--- Tasks to perform ---
a) Do these statements agree with the passage on categories of human trafficking? (i) Forced labor of adults is largely hidden in America. (ii) Bonded labor has always been legal in the U.S. (iii) In involuntary domestic service, the "help" lives in a different place from where it works. Answer yes or no for each and quote the deciding words from the passage.
b) Can you extend the passage on categories of human trafficking, starting after its final sentence about bonded labor in the Asia Pacific region?

━━━━━ Source passage ━━━━━

Human trafficking is such a complex beast that categorizing it is essential to understanding its deep, interwoven framework.

Categories of Human Trafficking

Forced Labor of Adults

Immigrants are the most vulnerable to this form of abuse. Due to poverty, unemployment, crime, discrimination, corruption, political conflict, or cultural acceptance, this practice is widespread among many second and third-world countries and largely hidden in America.

Forced Labor of Children

Increasingly dying out among most international organizations and countries by way of international influence and stiffening laws, yet many children are still affected by non-consensual exploitation. Children are often held by a non-family member to work anywhere from sweat labor to sexual services that financially benefit someone other than themselves or their family.

Sex Trafficking

When adults are prostituted by force, trickery, and/or coercion as a product of the commercial sex trade, including any form of involuntary pornographic exposure. This category also includes handlers and recruiters of said prostitution and the rapidly increasing media pimping. 

Child Sex Trafficking

Similar to sex trafficking, this enterprise elicits children, even toddlers, to service the proclivities of patrons for financial gain. The children enslaved in this category are sold, abducted, birthed for, or born into this nightmare.

Involuntary Domestic Service

This unique form of slavery elicits the involuntary service of domestic labor. The “help” lives and works at the same place and is usually socially isolated and subject to extreme sexual abuse. Often another name for this abuse is referred to as “Child Brides”.

Bonded Labor

The practice of bonded labor or debt labor within the U.S. has been illegal for some time and was thought to have been abolished worldwide. Yet, we have learned in recent years, workers often fall prey to debt labor when handlers unlawfully exploit the initial debt the worker ensues as part of employment terms, i.e. a loan, relocation, or training. Many enslaved globally are working to pay back the debt of their ancestors and it is estimated that in the Asia Pacific region, millions are lost in this form of slavery.

━━━━━ Information shown ━━━━━

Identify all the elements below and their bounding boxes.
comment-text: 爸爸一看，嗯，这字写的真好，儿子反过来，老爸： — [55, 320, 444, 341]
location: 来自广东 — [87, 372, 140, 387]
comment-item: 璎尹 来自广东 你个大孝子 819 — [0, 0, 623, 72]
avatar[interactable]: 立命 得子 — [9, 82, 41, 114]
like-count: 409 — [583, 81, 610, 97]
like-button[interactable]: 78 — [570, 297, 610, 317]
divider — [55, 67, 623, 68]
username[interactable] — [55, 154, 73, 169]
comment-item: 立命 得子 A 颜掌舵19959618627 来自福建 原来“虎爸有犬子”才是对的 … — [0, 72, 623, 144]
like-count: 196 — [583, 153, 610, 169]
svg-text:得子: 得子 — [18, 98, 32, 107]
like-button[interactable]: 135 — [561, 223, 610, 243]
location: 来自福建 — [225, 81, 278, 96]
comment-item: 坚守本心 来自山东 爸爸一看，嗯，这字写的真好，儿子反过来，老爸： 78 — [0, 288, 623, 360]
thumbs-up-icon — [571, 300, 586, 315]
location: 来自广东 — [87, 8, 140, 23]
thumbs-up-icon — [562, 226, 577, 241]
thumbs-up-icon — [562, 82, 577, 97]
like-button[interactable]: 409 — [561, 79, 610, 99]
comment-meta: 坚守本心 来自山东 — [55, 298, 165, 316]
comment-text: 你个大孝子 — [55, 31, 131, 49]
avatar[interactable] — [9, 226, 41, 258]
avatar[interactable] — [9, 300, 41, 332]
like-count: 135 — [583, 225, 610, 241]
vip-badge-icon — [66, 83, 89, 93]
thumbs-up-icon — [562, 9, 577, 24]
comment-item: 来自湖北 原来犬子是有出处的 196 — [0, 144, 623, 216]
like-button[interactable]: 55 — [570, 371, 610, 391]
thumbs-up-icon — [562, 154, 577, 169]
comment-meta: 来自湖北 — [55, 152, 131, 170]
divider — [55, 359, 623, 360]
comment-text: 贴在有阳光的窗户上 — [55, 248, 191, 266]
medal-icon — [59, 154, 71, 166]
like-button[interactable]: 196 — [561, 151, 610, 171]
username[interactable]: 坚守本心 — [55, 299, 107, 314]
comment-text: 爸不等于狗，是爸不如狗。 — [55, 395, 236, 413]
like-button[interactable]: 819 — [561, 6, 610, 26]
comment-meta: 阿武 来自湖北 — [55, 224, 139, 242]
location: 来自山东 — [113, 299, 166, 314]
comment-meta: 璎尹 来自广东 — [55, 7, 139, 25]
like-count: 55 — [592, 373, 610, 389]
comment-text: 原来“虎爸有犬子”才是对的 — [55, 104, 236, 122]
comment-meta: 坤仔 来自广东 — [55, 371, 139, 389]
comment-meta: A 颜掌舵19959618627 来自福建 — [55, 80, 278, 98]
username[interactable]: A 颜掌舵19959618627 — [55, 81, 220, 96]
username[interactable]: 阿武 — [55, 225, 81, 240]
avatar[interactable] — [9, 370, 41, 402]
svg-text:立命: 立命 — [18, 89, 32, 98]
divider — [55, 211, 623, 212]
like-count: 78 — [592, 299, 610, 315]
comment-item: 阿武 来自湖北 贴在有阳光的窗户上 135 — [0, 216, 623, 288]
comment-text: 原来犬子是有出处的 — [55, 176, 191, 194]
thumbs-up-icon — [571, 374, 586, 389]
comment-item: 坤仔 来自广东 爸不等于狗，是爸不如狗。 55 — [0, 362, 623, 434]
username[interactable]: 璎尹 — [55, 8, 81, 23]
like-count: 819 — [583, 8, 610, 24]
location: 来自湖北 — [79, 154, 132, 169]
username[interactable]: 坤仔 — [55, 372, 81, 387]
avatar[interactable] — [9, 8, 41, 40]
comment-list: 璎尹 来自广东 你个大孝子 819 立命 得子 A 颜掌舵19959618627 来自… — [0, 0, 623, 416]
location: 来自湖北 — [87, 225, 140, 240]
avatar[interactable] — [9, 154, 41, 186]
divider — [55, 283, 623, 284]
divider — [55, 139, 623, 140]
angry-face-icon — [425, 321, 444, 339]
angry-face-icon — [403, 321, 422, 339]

━━━━━

--- Exercise results ---
a)
(i) Yes: "largely hidden in America."
(ii) No: "The practice of bonded labor or debt labor within the U.S. has been illegal for some time."
(iii) No: "The “help” lives and works at the same place."

b)
Debt Bondage

Although initially similar to debt labor, debt bondage affects migrant workers whose employers disregard the work contract and provide hazardous work conditions but does not “constitute” human trafficking. Generally, a debt at home, the source country, drive the “laborer” to work within the parameters established by labor agencies, organizations, and employers in the destination country. Often the legal work status is directly connected to the employer within the context of volunteer or temporary work programs. Ignorance of the local laws, fear of being “illegal”, concern for the safety of family back home, low wages, high living costs, employer “loan” reimbursement, and employer coercion impede the worker’s efforts to escape.

Child Soldiers

This well-known form of slavery is the illegal gathering and use of children to bolster offensive and defensive forces by force, trickery, and/or coercion. The enforcers will use physical, mental, emotional, and sexual abuse to break and train both male and female recruits who will become maids, cooks, janitors, guards, messengers, spies, and active armed forces. The female recruits are sexually exploited among the ranks and forced to marry within the group often birthing more soldiers and securing loyalty and dependency. 

Organ Trafficking

Organ Trafficking or Trafficking in Persons for Organ Removal happens worldwide and is an estimated $1.7 billion industry. It is often less discussed than other forms of human trafficking. It still holds a critical place in worldwide organized crime due to the high demand and diminished rates of law enforcement availability. Organ trafficking generally is the illegal organ harvesting from a living or dead individual, resulting in human organs being sold illegally and transplanted. When a vulnerable person is abused, deceived, coerced, and/or exploited for the use of their organ(s), this is referred to as Trafficking in Persons for Organ Removal. Roughly 10% of all transplants worldwide are suspected to be from organ trafficking.

Are you buying items made by TRAFFICKED VICTIMS?

Products that we all use everyday are made by trafficked victims including Persian rugs, cocoa, coffee, sugar, tobacco, and clothes.